Problem to solve
Go through the listing and copy each line with the string "screenshot".

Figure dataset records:
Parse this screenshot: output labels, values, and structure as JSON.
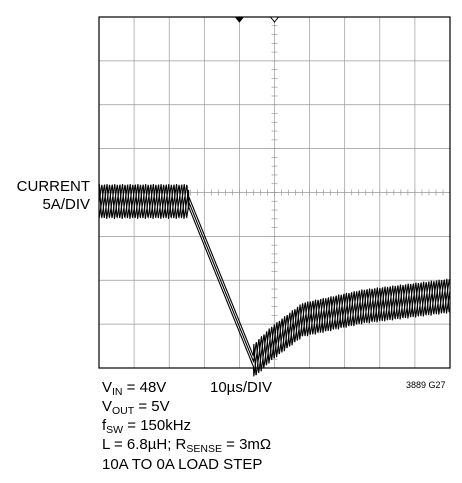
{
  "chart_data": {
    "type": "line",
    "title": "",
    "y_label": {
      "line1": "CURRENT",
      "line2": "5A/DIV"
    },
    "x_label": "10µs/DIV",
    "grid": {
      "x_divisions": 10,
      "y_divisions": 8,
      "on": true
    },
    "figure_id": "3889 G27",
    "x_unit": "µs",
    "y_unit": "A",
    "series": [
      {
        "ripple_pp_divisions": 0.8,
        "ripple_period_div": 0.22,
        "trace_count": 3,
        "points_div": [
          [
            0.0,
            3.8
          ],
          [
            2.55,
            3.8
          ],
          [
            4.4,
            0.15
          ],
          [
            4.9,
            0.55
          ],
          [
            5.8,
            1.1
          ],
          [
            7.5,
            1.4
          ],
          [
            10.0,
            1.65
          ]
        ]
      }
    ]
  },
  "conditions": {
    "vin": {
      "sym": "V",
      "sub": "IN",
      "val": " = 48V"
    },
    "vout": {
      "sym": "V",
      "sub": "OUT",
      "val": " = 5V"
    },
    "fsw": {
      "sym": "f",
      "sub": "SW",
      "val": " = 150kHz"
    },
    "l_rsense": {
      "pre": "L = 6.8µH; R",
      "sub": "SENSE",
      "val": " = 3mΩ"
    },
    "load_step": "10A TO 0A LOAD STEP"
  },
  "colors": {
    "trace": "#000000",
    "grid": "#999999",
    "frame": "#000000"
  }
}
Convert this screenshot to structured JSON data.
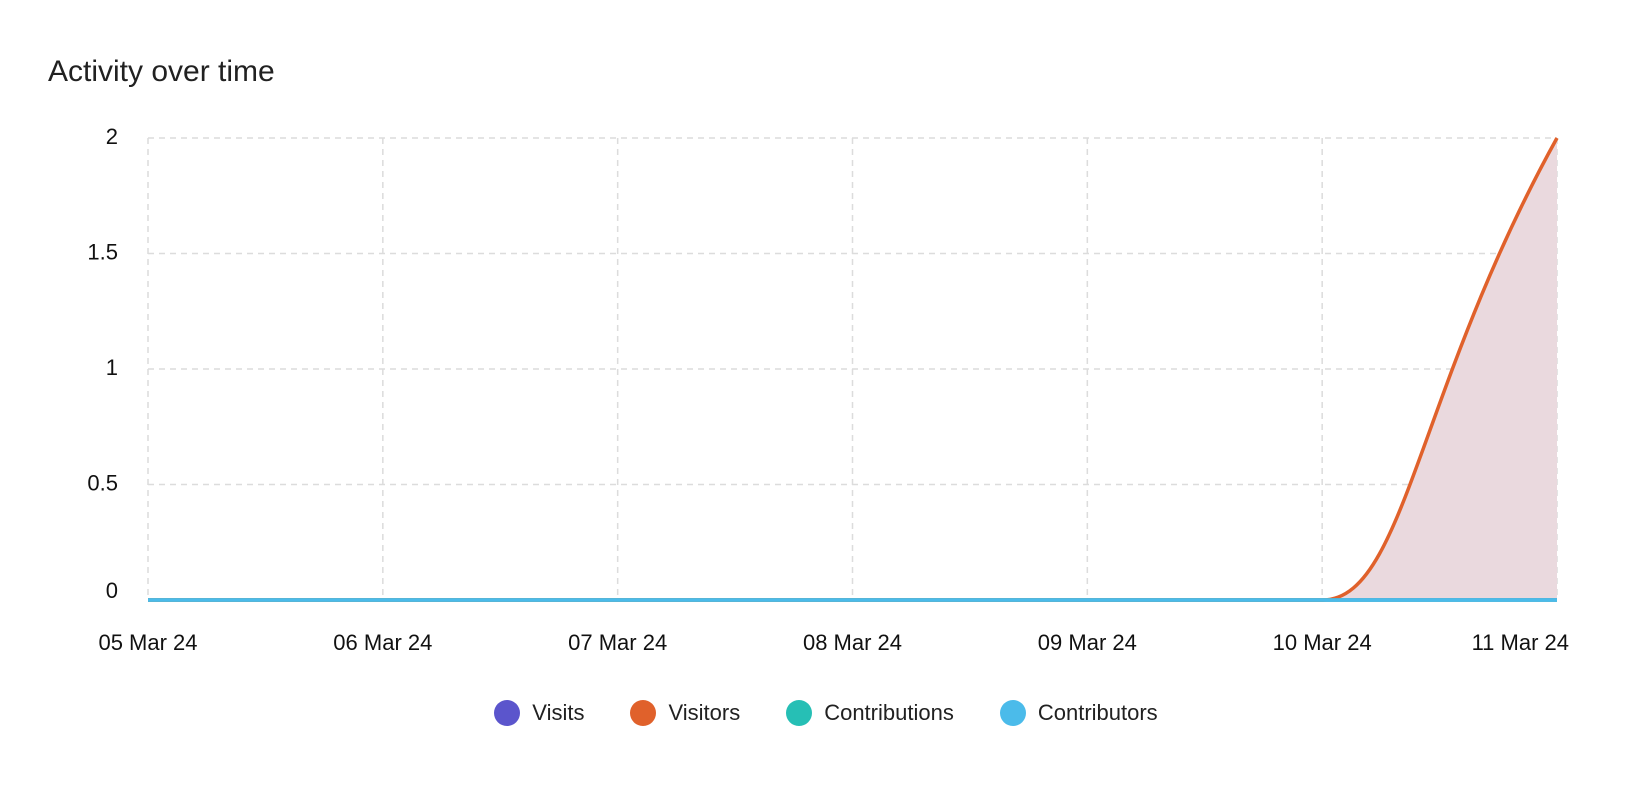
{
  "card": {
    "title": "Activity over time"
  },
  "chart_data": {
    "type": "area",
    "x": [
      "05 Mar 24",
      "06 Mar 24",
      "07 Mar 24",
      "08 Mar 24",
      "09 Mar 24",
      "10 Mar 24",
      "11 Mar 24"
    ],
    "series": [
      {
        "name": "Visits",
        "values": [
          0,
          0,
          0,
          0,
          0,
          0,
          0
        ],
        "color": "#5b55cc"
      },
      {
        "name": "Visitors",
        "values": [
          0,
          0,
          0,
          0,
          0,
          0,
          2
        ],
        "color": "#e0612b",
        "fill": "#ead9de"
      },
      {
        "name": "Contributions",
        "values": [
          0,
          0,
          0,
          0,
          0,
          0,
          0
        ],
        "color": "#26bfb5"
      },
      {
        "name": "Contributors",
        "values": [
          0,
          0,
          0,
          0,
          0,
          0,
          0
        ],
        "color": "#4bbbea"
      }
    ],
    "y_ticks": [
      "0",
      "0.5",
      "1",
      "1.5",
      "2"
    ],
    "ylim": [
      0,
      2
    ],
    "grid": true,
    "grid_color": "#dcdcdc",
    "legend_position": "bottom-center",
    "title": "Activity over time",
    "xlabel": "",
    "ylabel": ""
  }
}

Full answer
Parse this screenshot: output labels, values, and structure as JSON.
Convert this screenshot to structured JSON data.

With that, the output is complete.